Aber, wie heißt es so schön? Schlimmer geht immer: Denn theoretisch kann man den AirTag hacken und sein Verhalten in der Software verändern. Deutliche Schritte in diese Richtung sind bereits gemacht worden: So hatte sich ein Forscher im vergangenen Mai erfolgreich Zugang zur geschützten Firmware des Geräts verschafft. Am gefährlichsten wird es für Apple und seine Nutzer, wenn es jemandem gelingt, das Netzwerk von unzähligen iPhones auszunutzen, um Menschen illegal zu verfolgen, ohne dass der Hersteller, iPhone-Besitzer oder das Opfer selbst davon wissen.

So gefährlich sind AirTags wirklich

Dieses Szenario ist aber bis dato noch nicht eingetreten. Vermutlich wird es das auch nie tun, schließlich ist Apple um die Sicherheit seiner eigenen Infrastruktur bemüht. Zudem muss bedacht werden, dass Apple mit seinen AirTags das Rad nicht neu erfunden hat: verschiedene legale und illegale Ortungsgeräte gibt es bereits seit über einem Jahrzehnt.

**Gestellte Aufgabe A**. Gib die Datensätze als JSON-Liste von Zeichenketten wieder, eine pro Zeile und ohne Leerzeilen. Beginne bei der ersten Zeile der Datensätze und hör nach der Zeile auf, die „context-menu: Disable Status“ enthält.
Der Text über AirTags und die Datensätze stehen in keinem Zusammenhang.

[Datensatzeinträge]
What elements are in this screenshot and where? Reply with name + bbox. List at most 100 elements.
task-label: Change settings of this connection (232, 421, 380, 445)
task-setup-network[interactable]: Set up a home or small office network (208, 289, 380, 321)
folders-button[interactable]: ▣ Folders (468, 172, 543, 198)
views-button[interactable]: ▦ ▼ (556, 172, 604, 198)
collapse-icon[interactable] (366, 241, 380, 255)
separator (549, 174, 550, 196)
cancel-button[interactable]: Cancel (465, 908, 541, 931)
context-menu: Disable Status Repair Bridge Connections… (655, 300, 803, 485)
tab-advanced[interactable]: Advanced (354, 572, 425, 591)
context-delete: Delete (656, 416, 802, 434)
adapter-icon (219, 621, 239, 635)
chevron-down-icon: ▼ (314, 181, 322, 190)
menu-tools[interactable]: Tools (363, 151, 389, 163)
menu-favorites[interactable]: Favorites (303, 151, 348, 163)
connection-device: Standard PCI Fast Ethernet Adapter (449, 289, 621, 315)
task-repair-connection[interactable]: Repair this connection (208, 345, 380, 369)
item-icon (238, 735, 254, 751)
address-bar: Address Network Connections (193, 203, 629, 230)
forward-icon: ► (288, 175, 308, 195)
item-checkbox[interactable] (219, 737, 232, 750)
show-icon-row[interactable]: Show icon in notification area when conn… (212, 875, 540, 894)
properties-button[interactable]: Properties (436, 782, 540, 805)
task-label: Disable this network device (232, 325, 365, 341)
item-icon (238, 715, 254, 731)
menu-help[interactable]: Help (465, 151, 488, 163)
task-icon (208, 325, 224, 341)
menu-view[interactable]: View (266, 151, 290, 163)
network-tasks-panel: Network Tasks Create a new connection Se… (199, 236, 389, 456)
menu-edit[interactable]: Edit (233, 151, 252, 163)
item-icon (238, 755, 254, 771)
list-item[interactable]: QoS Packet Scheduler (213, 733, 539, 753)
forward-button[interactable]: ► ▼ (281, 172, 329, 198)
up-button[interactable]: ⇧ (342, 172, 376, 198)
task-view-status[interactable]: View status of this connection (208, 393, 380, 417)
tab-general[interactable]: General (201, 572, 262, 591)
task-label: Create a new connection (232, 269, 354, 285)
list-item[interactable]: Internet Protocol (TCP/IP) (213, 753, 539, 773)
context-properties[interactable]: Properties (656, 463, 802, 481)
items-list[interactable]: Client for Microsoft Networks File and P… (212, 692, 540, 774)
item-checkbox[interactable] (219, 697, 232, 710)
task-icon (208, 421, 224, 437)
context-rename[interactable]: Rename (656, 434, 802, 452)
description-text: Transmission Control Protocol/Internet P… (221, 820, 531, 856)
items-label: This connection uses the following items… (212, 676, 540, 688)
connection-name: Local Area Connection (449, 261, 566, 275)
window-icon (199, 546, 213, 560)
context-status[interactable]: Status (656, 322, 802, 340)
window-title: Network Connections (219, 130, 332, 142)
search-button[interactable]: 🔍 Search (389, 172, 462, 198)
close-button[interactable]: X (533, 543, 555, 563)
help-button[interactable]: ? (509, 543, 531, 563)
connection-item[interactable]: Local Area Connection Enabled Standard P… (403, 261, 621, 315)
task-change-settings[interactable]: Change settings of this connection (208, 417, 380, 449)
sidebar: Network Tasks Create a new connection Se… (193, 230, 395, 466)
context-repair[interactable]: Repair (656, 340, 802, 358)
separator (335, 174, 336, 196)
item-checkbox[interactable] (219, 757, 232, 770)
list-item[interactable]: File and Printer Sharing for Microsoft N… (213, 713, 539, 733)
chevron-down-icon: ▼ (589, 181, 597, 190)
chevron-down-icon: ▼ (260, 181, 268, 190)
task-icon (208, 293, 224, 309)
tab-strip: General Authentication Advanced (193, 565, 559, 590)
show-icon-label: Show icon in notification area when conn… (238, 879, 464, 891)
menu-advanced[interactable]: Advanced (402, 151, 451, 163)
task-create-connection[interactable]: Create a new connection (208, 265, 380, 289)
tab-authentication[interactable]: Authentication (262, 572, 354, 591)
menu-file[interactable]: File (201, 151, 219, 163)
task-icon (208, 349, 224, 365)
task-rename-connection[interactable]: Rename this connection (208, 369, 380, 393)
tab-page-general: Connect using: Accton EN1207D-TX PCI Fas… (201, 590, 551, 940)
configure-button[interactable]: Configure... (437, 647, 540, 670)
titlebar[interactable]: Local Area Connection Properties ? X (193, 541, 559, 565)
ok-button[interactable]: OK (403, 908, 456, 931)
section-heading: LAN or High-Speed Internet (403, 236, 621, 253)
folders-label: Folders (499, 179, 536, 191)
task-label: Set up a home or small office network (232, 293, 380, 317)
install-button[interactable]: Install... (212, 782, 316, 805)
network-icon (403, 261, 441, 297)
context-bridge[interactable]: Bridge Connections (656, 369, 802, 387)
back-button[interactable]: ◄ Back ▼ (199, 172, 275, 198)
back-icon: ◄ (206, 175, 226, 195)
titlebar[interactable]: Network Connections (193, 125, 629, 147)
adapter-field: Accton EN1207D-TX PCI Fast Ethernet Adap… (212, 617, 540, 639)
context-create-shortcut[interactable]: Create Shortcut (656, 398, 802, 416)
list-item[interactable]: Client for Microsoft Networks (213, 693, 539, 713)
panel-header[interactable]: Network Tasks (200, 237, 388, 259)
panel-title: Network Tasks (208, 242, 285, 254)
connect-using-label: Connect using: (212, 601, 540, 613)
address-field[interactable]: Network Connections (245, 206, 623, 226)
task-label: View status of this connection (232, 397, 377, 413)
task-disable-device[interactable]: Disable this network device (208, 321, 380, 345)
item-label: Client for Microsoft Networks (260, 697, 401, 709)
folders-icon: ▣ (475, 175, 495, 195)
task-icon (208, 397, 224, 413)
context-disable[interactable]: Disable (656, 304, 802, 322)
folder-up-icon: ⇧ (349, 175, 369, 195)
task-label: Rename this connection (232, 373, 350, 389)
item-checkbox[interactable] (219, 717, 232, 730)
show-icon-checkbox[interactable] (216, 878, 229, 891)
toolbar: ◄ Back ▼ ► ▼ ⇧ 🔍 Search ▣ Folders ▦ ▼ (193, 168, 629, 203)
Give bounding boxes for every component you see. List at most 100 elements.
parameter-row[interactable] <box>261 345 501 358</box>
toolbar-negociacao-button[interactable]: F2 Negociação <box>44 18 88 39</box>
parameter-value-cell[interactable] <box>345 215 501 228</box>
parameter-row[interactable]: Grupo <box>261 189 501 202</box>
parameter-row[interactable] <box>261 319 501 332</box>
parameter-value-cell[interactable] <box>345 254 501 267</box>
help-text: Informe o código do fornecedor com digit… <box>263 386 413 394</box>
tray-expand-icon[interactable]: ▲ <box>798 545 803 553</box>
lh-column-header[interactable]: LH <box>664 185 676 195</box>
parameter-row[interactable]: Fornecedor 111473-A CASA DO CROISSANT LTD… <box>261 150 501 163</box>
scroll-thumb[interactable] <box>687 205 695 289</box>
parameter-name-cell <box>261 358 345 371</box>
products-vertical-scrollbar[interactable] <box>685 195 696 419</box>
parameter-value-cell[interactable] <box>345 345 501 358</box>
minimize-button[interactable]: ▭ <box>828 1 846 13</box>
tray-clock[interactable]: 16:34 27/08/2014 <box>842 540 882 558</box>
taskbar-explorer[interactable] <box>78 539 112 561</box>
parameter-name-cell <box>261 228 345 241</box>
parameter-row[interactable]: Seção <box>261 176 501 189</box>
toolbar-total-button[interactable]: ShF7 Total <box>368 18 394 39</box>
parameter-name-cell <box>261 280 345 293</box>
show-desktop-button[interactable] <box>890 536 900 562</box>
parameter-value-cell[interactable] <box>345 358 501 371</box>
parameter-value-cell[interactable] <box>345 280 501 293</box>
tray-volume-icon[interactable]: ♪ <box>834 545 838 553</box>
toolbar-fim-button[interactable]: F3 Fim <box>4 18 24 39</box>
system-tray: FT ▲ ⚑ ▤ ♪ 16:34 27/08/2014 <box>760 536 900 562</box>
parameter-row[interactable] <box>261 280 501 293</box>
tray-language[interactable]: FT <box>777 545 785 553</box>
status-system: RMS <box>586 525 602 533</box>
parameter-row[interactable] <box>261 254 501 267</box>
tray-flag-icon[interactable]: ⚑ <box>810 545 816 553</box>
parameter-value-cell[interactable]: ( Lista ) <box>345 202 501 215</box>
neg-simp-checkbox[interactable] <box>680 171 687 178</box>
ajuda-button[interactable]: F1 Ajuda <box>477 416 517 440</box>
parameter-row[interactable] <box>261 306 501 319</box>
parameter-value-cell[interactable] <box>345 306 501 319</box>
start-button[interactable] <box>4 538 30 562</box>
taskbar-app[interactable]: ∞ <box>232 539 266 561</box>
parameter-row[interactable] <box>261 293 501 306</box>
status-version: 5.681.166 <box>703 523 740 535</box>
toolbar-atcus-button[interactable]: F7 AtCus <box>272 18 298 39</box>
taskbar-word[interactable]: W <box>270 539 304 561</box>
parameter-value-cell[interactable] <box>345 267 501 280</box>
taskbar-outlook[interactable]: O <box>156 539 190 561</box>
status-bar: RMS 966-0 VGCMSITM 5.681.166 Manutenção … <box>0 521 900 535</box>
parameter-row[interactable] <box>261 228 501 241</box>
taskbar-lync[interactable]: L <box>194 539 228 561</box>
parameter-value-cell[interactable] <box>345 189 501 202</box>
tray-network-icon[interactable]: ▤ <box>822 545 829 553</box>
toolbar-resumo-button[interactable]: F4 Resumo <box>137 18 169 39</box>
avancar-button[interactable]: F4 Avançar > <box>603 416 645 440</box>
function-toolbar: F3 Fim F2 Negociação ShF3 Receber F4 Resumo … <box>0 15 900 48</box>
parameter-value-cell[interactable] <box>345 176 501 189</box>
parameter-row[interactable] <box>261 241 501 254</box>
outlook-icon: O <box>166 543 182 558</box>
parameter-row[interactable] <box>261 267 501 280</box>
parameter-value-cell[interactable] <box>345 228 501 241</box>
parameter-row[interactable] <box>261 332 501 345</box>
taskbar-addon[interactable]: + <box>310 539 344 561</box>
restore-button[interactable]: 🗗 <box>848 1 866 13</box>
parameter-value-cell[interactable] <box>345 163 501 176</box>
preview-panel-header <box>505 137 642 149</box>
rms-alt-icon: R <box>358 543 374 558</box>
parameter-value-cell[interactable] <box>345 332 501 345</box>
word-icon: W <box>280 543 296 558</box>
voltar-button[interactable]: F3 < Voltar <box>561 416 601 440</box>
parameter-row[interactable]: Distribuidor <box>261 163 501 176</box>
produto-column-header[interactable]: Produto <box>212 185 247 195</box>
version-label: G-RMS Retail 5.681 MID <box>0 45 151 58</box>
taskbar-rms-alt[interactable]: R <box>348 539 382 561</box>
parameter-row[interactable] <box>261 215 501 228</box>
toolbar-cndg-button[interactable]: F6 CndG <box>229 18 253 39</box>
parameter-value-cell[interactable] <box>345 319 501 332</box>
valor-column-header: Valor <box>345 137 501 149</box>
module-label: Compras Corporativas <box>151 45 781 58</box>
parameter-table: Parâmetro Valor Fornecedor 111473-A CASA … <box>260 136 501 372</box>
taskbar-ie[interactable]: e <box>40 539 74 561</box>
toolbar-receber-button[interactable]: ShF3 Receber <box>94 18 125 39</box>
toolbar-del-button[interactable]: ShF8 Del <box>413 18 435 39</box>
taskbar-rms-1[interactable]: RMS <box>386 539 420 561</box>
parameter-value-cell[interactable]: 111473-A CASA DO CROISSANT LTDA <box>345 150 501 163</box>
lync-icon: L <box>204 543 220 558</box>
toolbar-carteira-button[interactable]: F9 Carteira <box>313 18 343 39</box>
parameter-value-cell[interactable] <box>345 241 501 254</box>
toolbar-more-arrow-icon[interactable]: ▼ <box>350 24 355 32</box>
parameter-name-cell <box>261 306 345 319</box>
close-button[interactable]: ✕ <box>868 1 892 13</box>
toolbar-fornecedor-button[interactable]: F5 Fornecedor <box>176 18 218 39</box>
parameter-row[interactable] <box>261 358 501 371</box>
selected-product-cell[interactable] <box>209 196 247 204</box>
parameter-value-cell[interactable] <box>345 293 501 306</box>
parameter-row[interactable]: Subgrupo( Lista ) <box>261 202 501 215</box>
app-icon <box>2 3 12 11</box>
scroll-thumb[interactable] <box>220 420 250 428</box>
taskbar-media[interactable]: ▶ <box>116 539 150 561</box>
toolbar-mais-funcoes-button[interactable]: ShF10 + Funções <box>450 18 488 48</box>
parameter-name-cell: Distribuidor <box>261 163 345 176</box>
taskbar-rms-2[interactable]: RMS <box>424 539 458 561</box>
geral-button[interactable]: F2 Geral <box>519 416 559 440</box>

**Gestellte Aufgabe B**. Schreib den Text über AirTags vollständig und Wort für Wort ab.

**Richtige Antwort A**.
[
  "What elements are in this screenshot and where? Reply with name + bbox. List at most 100 elements.",
  "task-label: Change settings of this connection (232, 421, 380, 445)",
  "task-setup-network[interactable]: Set up a home or small office network (208, 289, 380, 321)",
  "folders-button[interactable]: ▣ Folders (468, 172, 543, 198)",
  "views-button[interactable]: ▦ ▼ (556, 172, 604, 198)",
  "collapse-icon[interactable] (366, 241, 380, 255)",
  "separator (549, 174, 550, 196)",
  "cancel-button[interactable]: Cancel (465, 908, 541, 931)",
  "context-menu: Disable Status Repair Bridge Connections… (655, 300, 803, 485)"
]

**Richtige Antwort B**.
Aber, wie heißt es so schön? Schlimmer geht immer: Denn theoretisch kann man den AirTag hacken und sein Verhalten in der Software verändern. Deutliche Schritte in diese Richtung sind bereits gemacht worden: So hatte sich ein Forscher im vergangenen Mai erfolgreich Zugang zur geschützten Firmware des Geräts verschafft. Am gefährlichsten wird es für Apple und seine Nutzer, wenn es jemandem gelingt, das Netzwerk von unzähligen iPhones auszunutzen, um Menschen illegal zu verfolgen, ohne dass der Hersteller, iPhone-Besitzer oder das Opfer selbst davon wissen.

So gefährlich sind AirTags wirklich

Dieses Szenario ist aber bis dato noch nicht eingetreten. Vermutlich wird es das auch nie tun, schließlich ist Apple um die Sicherheit seiner eigenen Infrastruktur bemüht. Zudem muss bedacht werden, dass Apple mit seinen AirTags das Rad nicht neu erfunden hat: verschiedene legale und illegale Ortungsgeräte gibt es bereits seit über einem Jahrzehnt.